(Dataset items)
+-------+

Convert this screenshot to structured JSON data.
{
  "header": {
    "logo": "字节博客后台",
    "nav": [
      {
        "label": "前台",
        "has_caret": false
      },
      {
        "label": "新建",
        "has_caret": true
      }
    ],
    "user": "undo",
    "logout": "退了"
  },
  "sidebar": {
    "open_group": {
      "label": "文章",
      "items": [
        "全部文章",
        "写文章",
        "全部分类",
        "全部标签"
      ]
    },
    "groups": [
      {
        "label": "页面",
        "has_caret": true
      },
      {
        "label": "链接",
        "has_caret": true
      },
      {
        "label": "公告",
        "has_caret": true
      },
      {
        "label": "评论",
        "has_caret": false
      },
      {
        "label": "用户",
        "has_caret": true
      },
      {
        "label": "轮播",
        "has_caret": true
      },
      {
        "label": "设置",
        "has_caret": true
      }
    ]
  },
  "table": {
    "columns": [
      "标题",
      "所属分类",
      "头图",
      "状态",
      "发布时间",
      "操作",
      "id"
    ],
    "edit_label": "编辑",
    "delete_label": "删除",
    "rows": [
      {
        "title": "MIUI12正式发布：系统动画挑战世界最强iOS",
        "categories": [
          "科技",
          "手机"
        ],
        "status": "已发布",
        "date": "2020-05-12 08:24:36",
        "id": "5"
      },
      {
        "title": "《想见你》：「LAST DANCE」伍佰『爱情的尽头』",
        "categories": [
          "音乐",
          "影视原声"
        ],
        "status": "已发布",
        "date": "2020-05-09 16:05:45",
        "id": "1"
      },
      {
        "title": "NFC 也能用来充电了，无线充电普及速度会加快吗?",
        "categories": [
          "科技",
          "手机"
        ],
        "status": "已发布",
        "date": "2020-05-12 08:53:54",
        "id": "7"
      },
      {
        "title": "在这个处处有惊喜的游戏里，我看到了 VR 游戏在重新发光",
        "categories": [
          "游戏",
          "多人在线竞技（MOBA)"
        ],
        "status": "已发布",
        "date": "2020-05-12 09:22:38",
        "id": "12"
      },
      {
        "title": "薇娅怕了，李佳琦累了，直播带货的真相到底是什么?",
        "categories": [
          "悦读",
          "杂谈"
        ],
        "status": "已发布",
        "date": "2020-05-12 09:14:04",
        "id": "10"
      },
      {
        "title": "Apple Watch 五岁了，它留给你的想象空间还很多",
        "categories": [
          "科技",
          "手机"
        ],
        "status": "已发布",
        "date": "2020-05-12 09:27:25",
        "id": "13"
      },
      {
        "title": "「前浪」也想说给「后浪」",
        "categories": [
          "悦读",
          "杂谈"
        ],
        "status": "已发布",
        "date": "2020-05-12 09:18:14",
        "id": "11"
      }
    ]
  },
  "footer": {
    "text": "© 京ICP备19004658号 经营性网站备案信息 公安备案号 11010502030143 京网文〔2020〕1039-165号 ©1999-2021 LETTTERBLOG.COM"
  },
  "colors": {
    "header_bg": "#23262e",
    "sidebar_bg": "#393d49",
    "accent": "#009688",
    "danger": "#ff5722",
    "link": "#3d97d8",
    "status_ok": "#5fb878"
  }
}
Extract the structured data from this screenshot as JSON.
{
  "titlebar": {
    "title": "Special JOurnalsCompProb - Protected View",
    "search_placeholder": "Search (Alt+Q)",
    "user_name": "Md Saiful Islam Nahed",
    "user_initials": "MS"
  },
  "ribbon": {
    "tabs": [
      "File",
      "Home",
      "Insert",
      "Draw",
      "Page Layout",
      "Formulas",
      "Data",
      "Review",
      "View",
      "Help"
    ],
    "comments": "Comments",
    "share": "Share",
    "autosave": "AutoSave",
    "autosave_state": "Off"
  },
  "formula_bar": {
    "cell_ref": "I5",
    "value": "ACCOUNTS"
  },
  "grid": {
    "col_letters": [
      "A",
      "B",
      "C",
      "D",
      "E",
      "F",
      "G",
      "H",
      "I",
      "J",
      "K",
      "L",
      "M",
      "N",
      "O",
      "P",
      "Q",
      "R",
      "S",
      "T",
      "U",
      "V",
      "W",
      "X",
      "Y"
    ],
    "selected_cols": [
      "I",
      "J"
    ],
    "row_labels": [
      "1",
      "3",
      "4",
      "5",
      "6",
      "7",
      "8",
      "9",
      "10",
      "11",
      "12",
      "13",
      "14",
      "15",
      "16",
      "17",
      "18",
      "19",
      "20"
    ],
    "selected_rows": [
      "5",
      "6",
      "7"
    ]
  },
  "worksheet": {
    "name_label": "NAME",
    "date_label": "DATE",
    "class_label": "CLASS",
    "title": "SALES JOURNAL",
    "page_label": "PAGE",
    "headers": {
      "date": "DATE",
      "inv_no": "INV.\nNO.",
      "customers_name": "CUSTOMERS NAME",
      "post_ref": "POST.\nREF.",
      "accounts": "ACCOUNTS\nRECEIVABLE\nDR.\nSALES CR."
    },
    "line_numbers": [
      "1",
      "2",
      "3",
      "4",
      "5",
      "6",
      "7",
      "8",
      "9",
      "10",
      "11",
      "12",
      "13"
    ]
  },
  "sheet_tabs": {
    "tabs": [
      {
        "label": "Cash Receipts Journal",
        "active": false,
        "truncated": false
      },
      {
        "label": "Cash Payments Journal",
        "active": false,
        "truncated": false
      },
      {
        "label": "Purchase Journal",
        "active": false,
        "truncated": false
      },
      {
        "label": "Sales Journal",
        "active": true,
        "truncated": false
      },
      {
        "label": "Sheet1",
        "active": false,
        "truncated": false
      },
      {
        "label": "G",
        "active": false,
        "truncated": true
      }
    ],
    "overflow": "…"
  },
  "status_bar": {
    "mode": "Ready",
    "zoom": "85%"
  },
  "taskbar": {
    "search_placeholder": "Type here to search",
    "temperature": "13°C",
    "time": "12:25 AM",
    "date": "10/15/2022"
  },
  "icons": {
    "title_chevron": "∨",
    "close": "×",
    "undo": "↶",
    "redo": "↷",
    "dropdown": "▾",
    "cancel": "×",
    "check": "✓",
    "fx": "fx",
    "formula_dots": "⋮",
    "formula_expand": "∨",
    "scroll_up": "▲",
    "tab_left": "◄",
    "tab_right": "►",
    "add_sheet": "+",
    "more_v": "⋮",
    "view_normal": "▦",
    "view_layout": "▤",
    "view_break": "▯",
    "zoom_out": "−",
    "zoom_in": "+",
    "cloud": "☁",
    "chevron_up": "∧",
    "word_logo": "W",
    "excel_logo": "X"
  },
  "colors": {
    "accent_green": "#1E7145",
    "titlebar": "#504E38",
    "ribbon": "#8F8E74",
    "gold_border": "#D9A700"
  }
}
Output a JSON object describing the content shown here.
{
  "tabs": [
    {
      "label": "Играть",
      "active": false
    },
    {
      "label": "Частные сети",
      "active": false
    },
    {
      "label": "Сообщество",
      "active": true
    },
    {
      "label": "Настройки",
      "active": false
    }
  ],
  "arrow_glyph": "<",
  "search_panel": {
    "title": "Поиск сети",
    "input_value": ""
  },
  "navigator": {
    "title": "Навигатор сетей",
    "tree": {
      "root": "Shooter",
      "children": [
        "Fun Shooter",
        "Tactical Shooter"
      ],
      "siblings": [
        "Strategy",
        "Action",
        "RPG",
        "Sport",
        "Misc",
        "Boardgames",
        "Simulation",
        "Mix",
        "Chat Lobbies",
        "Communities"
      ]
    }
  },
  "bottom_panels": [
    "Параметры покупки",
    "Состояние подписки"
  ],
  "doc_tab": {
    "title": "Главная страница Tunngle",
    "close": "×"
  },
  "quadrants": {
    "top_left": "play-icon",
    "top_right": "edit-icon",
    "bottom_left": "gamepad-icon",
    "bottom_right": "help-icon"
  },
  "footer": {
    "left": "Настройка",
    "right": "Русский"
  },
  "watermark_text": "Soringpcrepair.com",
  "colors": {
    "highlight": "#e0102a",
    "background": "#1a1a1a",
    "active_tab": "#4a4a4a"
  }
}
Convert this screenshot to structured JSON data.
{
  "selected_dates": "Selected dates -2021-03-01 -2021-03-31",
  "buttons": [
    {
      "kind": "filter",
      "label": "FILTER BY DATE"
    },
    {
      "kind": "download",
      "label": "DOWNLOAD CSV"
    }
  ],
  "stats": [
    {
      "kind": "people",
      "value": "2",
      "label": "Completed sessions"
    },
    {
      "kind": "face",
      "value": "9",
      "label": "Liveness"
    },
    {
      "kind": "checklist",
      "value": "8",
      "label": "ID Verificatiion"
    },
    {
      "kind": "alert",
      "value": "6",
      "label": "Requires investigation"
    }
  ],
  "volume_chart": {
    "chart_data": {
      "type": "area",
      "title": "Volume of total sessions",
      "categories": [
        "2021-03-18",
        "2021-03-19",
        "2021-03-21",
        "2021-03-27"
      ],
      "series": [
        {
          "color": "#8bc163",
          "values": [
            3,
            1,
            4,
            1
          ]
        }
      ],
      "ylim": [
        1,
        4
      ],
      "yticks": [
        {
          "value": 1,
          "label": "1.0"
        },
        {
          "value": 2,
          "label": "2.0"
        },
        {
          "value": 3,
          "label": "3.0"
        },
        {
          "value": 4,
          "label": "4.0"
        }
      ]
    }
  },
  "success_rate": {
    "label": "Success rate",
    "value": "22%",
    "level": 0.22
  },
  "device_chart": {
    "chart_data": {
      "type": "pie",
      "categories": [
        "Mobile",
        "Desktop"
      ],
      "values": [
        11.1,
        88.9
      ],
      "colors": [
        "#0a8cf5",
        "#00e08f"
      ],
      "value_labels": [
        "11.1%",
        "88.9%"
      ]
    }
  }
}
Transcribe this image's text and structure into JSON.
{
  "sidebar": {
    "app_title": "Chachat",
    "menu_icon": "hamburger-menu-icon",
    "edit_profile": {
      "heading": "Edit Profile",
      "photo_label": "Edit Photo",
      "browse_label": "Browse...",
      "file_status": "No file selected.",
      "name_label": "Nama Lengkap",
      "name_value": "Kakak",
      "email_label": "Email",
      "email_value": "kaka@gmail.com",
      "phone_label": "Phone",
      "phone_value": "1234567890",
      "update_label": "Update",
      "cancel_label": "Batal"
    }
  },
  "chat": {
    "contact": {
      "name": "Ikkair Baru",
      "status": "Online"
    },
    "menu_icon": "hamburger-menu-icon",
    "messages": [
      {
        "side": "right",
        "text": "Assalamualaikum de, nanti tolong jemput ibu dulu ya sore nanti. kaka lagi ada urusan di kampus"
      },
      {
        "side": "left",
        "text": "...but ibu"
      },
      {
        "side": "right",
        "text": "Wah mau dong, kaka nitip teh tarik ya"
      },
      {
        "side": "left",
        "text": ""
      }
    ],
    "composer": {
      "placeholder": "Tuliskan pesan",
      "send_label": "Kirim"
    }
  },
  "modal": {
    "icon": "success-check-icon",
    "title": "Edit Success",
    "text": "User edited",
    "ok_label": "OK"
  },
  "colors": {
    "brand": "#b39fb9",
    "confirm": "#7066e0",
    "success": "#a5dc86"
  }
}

+-------+

Instruction
Every line of the listing that holds "sessions" should be found and copied.

Full output
      "label": "Completed sessions"
      "title": "Volume of total sessions",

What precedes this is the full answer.